■ Problem to work on ■
Work out how many lines in the entries below include the word "title". Give nothing but the number.

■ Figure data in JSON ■
....

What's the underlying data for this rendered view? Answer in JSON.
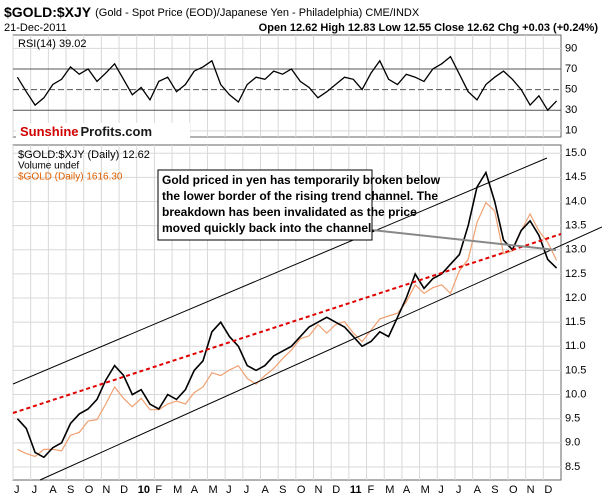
{
  "header": {
    "symbol": "$GOLD:$XJY",
    "description": "(Gold - Spot Price (EOD)/Japanese Yen - Philadelphia) CME/INDX",
    "date": "21-Dec-2011",
    "quote": "Open 12.62 High 12.83 Low 12.55 Close 12.62 Chg +0.03 (+0.24%)"
  },
  "logo": {
    "part1": "Sunshine",
    "part2": "Profits.com"
  },
  "chart_data": [
    {
      "type": "line",
      "label": "RSI(14) 39.02",
      "color": "#000000",
      "values": [
        62,
        48,
        35,
        42,
        55,
        60,
        72,
        65,
        70,
        58,
        66,
        75,
        60,
        45,
        52,
        40,
        58,
        62,
        48,
        55,
        68,
        72,
        78,
        55,
        45,
        38,
        55,
        62,
        60,
        68,
        65,
        70,
        58,
        52,
        42,
        48,
        55,
        62,
        60,
        50,
        66,
        78,
        60,
        55,
        65,
        62,
        58,
        70,
        75,
        82,
        65,
        48,
        40,
        55,
        62,
        68,
        60,
        50,
        35,
        44,
        30,
        39.02
      ],
      "ylim": [
        4,
        103
      ],
      "yticks": [
        90,
        70,
        50,
        30,
        10
      ]
    },
    {
      "type": "line",
      "legend_note": "Volume undef",
      "annotation": [
        "Gold priced in yen has temporarily broken below",
        "the lower border of the rising trend channel. The",
        "breakdown has been invalidated as the price",
        "moved quickly back into the channel."
      ],
      "categories": [
        "J",
        null,
        "J",
        null,
        "A",
        null,
        "S",
        null,
        "O",
        null,
        "N",
        null,
        "D",
        null,
        "10",
        null,
        "F",
        null,
        "M",
        null,
        "A",
        null,
        "M",
        null,
        "J",
        null,
        "J",
        null,
        "A",
        null,
        "S",
        null,
        "O",
        null,
        "N",
        null,
        "D",
        null,
        "11",
        null,
        "F",
        null,
        "M",
        null,
        "A",
        null,
        "M",
        null,
        "J",
        null,
        "J",
        null,
        "A",
        null,
        "S",
        null,
        "O",
        null,
        "N",
        null,
        "D",
        null
      ],
      "series": [
        {
          "name": "$GOLD:$XJY (Daily) 12.62",
          "color": "#000000",
          "values": [
            9.5,
            9.3,
            8.8,
            8.7,
            8.9,
            9.0,
            9.4,
            9.6,
            9.7,
            9.9,
            10.3,
            10.6,
            10.4,
            10.0,
            10.1,
            9.8,
            9.7,
            10.0,
            9.9,
            10.1,
            10.5,
            10.7,
            11.3,
            11.5,
            11.2,
            11.0,
            10.6,
            10.5,
            10.6,
            10.8,
            10.9,
            11.0,
            11.2,
            11.4,
            11.5,
            11.6,
            11.5,
            11.4,
            11.2,
            11.0,
            11.1,
            11.3,
            11.2,
            11.6,
            12.0,
            12.5,
            12.2,
            12.4,
            12.5,
            12.7,
            12.9,
            13.5,
            14.3,
            14.6,
            14.0,
            13.2,
            13.0,
            13.4,
            13.6,
            13.3,
            12.8,
            12.62
          ]
        },
        {
          "name": "$GOLD (Daily) 1616.30",
          "color": "#f0a070",
          "axis": "y2",
          "values": [
            950,
            935,
            925,
            950,
            950,
            945,
            1000,
            1010,
            1050,
            1055,
            1110,
            1170,
            1130,
            1100,
            1130,
            1090,
            1090,
            1110,
            1120,
            1110,
            1150,
            1170,
            1220,
            1210,
            1230,
            1245,
            1200,
            1180,
            1210,
            1235,
            1270,
            1300,
            1340,
            1350,
            1390,
            1360,
            1390,
            1400,
            1360,
            1330,
            1370,
            1410,
            1420,
            1430,
            1470,
            1530,
            1500,
            1520,
            1530,
            1500,
            1580,
            1620,
            1750,
            1820,
            1790,
            1640,
            1650,
            1720,
            1780,
            1720,
            1680,
            1616.3
          ]
        }
      ],
      "ylim": [
        8.23,
        15.17
      ],
      "y2lim": [
        842,
        2023
      ],
      "yticks": [
        8.5,
        {
          "value": 9,
          "label": "9.0"
        },
        9.5,
        {
          "value": 10,
          "label": "10.0"
        },
        10.5,
        {
          "value": 11,
          "label": "11.0"
        },
        11.5,
        {
          "value": 12,
          "label": "12.0"
        },
        12.5,
        {
          "value": 13,
          "label": "13.0"
        },
        13.5,
        {
          "value": 14,
          "label": "14.0"
        },
        14.5,
        {
          "value": 15,
          "label": "15.0"
        }
      ],
      "grid": true
    }
  ]
}
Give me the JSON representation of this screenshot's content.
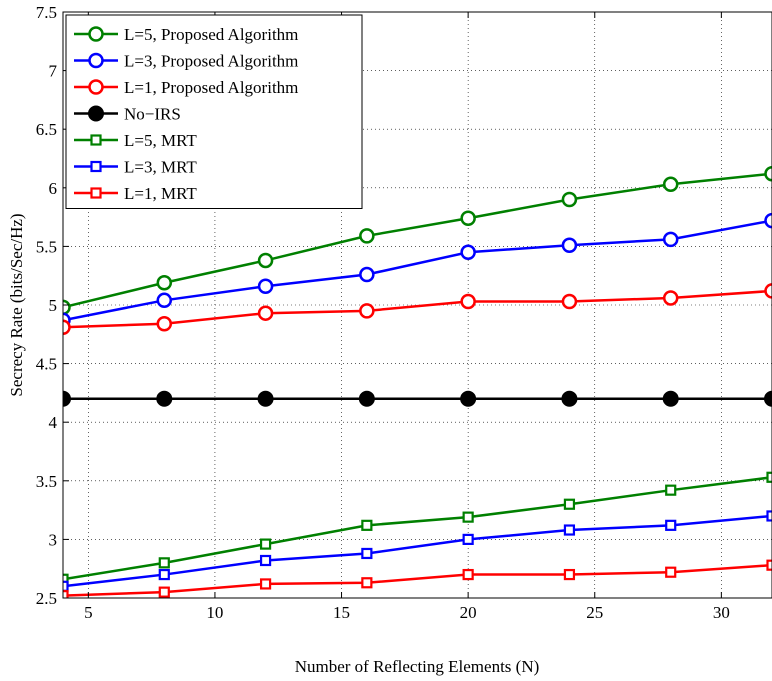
{
  "chart_data": {
    "type": "line",
    "xlabel": "Number of Reflecting Elements (N)",
    "ylabel": "Secrecy Rate (bits/Sec/Hz)",
    "xlim": [
      4,
      32
    ],
    "ylim": [
      2.5,
      7.5
    ],
    "xticks": [
      5,
      10,
      15,
      20,
      25,
      30
    ],
    "yticks": [
      2.5,
      3,
      3.5,
      4,
      4.5,
      5,
      5.5,
      6,
      6.5,
      7,
      7.5
    ],
    "grid": true,
    "legend_position": "top-left",
    "x": [
      4,
      8,
      12,
      16,
      20,
      24,
      28,
      32
    ],
    "series": [
      {
        "name": "L=5, Proposed Algorithm",
        "color": "#008000",
        "marker": "circle-open",
        "values": [
          4.98,
          5.19,
          5.38,
          5.59,
          5.74,
          5.9,
          6.03,
          6.12
        ]
      },
      {
        "name": "L=3, Proposed Algorithm",
        "color": "#0000ff",
        "marker": "circle-open",
        "values": [
          4.87,
          5.04,
          5.16,
          5.26,
          5.45,
          5.51,
          5.56,
          5.72
        ]
      },
      {
        "name": "L=1, Proposed Algorithm",
        "color": "#ff0000",
        "marker": "circle-open",
        "values": [
          4.81,
          4.84,
          4.93,
          4.95,
          5.03,
          5.03,
          5.06,
          5.12
        ]
      },
      {
        "name": "No−IRS",
        "color": "#000000",
        "marker": "circle-filled",
        "values": [
          4.2,
          4.2,
          4.2,
          4.2,
          4.2,
          4.2,
          4.2,
          4.2
        ]
      },
      {
        "name": "L=5, MRT",
        "color": "#008000",
        "marker": "square-open",
        "values": [
          2.66,
          2.8,
          2.96,
          3.12,
          3.19,
          3.3,
          3.42,
          3.53
        ]
      },
      {
        "name": "L=3, MRT",
        "color": "#0000ff",
        "marker": "square-open",
        "values": [
          2.6,
          2.7,
          2.82,
          2.88,
          3.0,
          3.08,
          3.12,
          3.2
        ]
      },
      {
        "name": "L=1, MRT",
        "color": "#ff0000",
        "marker": "square-open",
        "values": [
          2.52,
          2.55,
          2.62,
          2.63,
          2.7,
          2.7,
          2.72,
          2.78
        ]
      }
    ]
  }
}
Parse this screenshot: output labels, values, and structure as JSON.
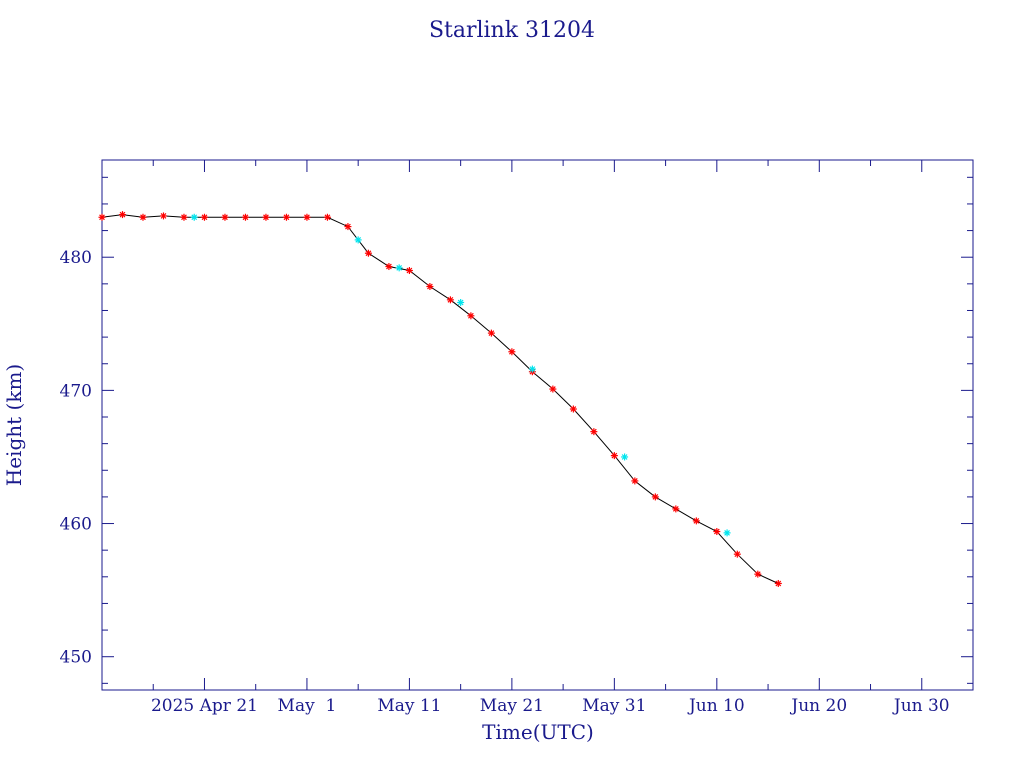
{
  "chart_data": {
    "type": "scatter",
    "title": "Starlink 31204",
    "xlabel": "Time(UTC)",
    "ylabel": "Height (km)",
    "x_tick_labels": [
      "2025 Apr 21",
      "May  1",
      "May 11",
      "May 21",
      "May 31",
      "Jun 10",
      "Jun 20",
      "Jun 30"
    ],
    "x_tick_dates": [
      "2025-04-21",
      "2025-05-01",
      "2025-05-11",
      "2025-05-21",
      "2025-05-31",
      "2025-06-10",
      "2025-06-20",
      "2025-06-30"
    ],
    "xlim": [
      "2025-04-11",
      "2025-07-05"
    ],
    "y_tick_labels": [
      "480",
      "470",
      "460",
      "450"
    ],
    "y_tick_values": [
      480,
      470,
      460,
      450
    ],
    "ylim": [
      447.5,
      487.3
    ],
    "grid": false,
    "colors": {
      "axes": "#1a1a8c",
      "text": "#1a1a8c",
      "trend_line": "#000000",
      "primary_markers": "#ff0000",
      "secondary_markers": "#00e5ee"
    },
    "series": [
      {
        "marker": "asterisk",
        "color": "#ff0000",
        "x": [
          "2025-04-11",
          "2025-04-13",
          "2025-04-15",
          "2025-04-17",
          "2025-04-19",
          "2025-04-21",
          "2025-04-23",
          "2025-04-25",
          "2025-04-27",
          "2025-04-29",
          "2025-05-01",
          "2025-05-03",
          "2025-05-05",
          "2025-05-07",
          "2025-05-09",
          "2025-05-11",
          "2025-05-13",
          "2025-05-15",
          "2025-05-17",
          "2025-05-19",
          "2025-05-21",
          "2025-05-23",
          "2025-05-25",
          "2025-05-27",
          "2025-05-29",
          "2025-05-31",
          "2025-06-02",
          "2025-06-04",
          "2025-06-06",
          "2025-06-08",
          "2025-06-10",
          "2025-06-12",
          "2025-06-14",
          "2025-06-16"
        ],
        "y": [
          483.0,
          483.2,
          483.0,
          483.1,
          483.0,
          483.0,
          483.0,
          483.0,
          483.0,
          483.0,
          483.0,
          483.0,
          482.3,
          480.3,
          479.3,
          479.0,
          477.8,
          476.8,
          475.6,
          474.3,
          472.9,
          471.4,
          470.1,
          468.6,
          466.9,
          465.1,
          463.2,
          462.0,
          461.1,
          460.2,
          459.4,
          457.7,
          456.2,
          455.5
        ]
      },
      {
        "marker": "asterisk",
        "color": "#00e5ee",
        "x": [
          "2025-04-20",
          "2025-05-06",
          "2025-05-10",
          "2025-05-16",
          "2025-05-23",
          "2025-06-01",
          "2025-06-11"
        ],
        "y": [
          483.0,
          481.3,
          479.2,
          476.6,
          471.6,
          465.0,
          459.3
        ]
      }
    ]
  }
}
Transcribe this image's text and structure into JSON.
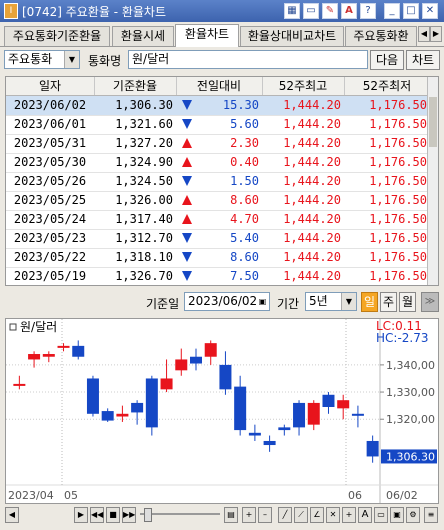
{
  "window": {
    "title": "[0742] 주요환율 - 환율차트",
    "app_icon": "I"
  },
  "tabs": [
    {
      "label": "주요통화기준환율",
      "active": false
    },
    {
      "label": "환율시세",
      "active": false
    },
    {
      "label": "환율차트",
      "active": true
    },
    {
      "label": "환율상대비교차트",
      "active": false
    },
    {
      "label": "주요통화환",
      "active": false
    }
  ],
  "controls": {
    "category_value": "주요통화",
    "currency_label": "통화명",
    "currency_value": "원/달러",
    "next_label": "다음",
    "chart_label": "차트"
  },
  "grid": {
    "headers": [
      "일자",
      "기준환율",
      "전일대비",
      "52주최고",
      "52주최저"
    ],
    "rows": [
      {
        "date": "2023/06/02",
        "rate": "1,306.30",
        "dir": "dn",
        "change": "15.30",
        "high": "1,444.20",
        "low": "1,176.50"
      },
      {
        "date": "2023/06/01",
        "rate": "1,321.60",
        "dir": "dn",
        "change": "5.60",
        "high": "1,444.20",
        "low": "1,176.50"
      },
      {
        "date": "2023/05/31",
        "rate": "1,327.20",
        "dir": "up",
        "change": "2.30",
        "high": "1,444.20",
        "low": "1,176.50"
      },
      {
        "date": "2023/05/30",
        "rate": "1,324.90",
        "dir": "up",
        "change": "0.40",
        "high": "1,444.20",
        "low": "1,176.50"
      },
      {
        "date": "2023/05/26",
        "rate": "1,324.50",
        "dir": "dn",
        "change": "1.50",
        "high": "1,444.20",
        "low": "1,176.50"
      },
      {
        "date": "2023/05/25",
        "rate": "1,326.00",
        "dir": "up",
        "change": "8.60",
        "high": "1,444.20",
        "low": "1,176.50"
      },
      {
        "date": "2023/05/24",
        "rate": "1,317.40",
        "dir": "up",
        "change": "4.70",
        "high": "1,444.20",
        "low": "1,176.50"
      },
      {
        "date": "2023/05/23",
        "rate": "1,312.70",
        "dir": "dn",
        "change": "5.40",
        "high": "1,444.20",
        "low": "1,176.50"
      },
      {
        "date": "2023/05/22",
        "rate": "1,318.10",
        "dir": "dn",
        "change": "8.60",
        "high": "1,444.20",
        "low": "1,176.50"
      },
      {
        "date": "2023/05/19",
        "rate": "1,326.70",
        "dir": "dn",
        "change": "7.50",
        "high": "1,444.20",
        "low": "1,176.50"
      }
    ]
  },
  "datebar": {
    "base_date_label": "기준일",
    "base_date_value": "2023/06/02",
    "period_label": "기간",
    "period_value": "5년",
    "day_label": "일",
    "week_label": "주",
    "month_label": "월"
  },
  "chart": {
    "legend": "원/달러",
    "lc": "LC:0.11",
    "hc": "HC:-2.73",
    "price_top_partial": "1,340,00",
    "current_price": "1,306.30"
  },
  "chart_data": {
    "type": "candlestick",
    "title": "원/달러",
    "y_ticks": [
      "1,340,00",
      "1,330,00",
      "1,320,00"
    ],
    "y_tick_values": [
      1340,
      1330,
      1320
    ],
    "ylim": [
      1298,
      1351
    ],
    "x_labels": [
      "2023/04",
      "05",
      "06",
      "06/02"
    ],
    "candles": [
      {
        "o": 1333.0,
        "h": 1336.0,
        "l": 1331.0,
        "c": 1333.0
      },
      {
        "o": 1342.0,
        "h": 1345.0,
        "l": 1339.0,
        "c": 1344.0
      },
      {
        "o": 1343.0,
        "h": 1345.0,
        "l": 1341.0,
        "c": 1344.0
      },
      {
        "o": 1347.0,
        "h": 1348.0,
        "l": 1345.0,
        "c": 1347.0
      },
      {
        "o": 1347.0,
        "h": 1349.0,
        "l": 1342.0,
        "c": 1343.0
      },
      {
        "o": 1335.0,
        "h": 1336.0,
        "l": 1321.0,
        "c": 1322.0
      },
      {
        "o": 1323.0,
        "h": 1324.0,
        "l": 1319.0,
        "c": 1319.5
      },
      {
        "o": 1321.0,
        "h": 1325.0,
        "l": 1319.0,
        "c": 1322.0
      },
      {
        "o": 1326.0,
        "h": 1327.0,
        "l": 1318.0,
        "c": 1322.5
      },
      {
        "o": 1335.0,
        "h": 1336.0,
        "l": 1314.0,
        "c": 1317.0
      },
      {
        "o": 1331.0,
        "h": 1342.0,
        "l": 1330.0,
        "c": 1335.0
      },
      {
        "o": 1338.0,
        "h": 1346.0,
        "l": 1336.0,
        "c": 1342.0
      },
      {
        "o": 1343.0,
        "h": 1346.0,
        "l": 1338.0,
        "c": 1340.5
      },
      {
        "o": 1343.0,
        "h": 1349.0,
        "l": 1340.0,
        "c": 1348.0
      },
      {
        "o": 1340.0,
        "h": 1345.0,
        "l": 1329.0,
        "c": 1331.0
      },
      {
        "o": 1332.0,
        "h": 1336.0,
        "l": 1314.0,
        "c": 1316.0
      },
      {
        "o": 1315.0,
        "h": 1318.0,
        "l": 1312.0,
        "c": 1314.0
      },
      {
        "o": 1312.0,
        "h": 1314.0,
        "l": 1308.0,
        "c": 1310.5
      },
      {
        "o": 1317.0,
        "h": 1318.0,
        "l": 1314.0,
        "c": 1316.0
      },
      {
        "o": 1326.0,
        "h": 1327.0,
        "l": 1314.0,
        "c": 1317.0
      },
      {
        "o": 1318.0,
        "h": 1327.0,
        "l": 1316.0,
        "c": 1326.0
      },
      {
        "o": 1329.0,
        "h": 1330.0,
        "l": 1322.0,
        "c": 1324.5
      },
      {
        "o": 1324.0,
        "h": 1329.0,
        "l": 1320.0,
        "c": 1327.0
      },
      {
        "o": 1322.0,
        "h": 1325.0,
        "l": 1317.0,
        "c": 1321.6
      },
      {
        "o": 1312.0,
        "h": 1314.0,
        "l": 1304.0,
        "c": 1306.3
      }
    ],
    "up_color": "#e8141c",
    "down_color": "#1547c5"
  },
  "bottombar": {
    "zoom_label": "A"
  }
}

....

■ Reply ■
3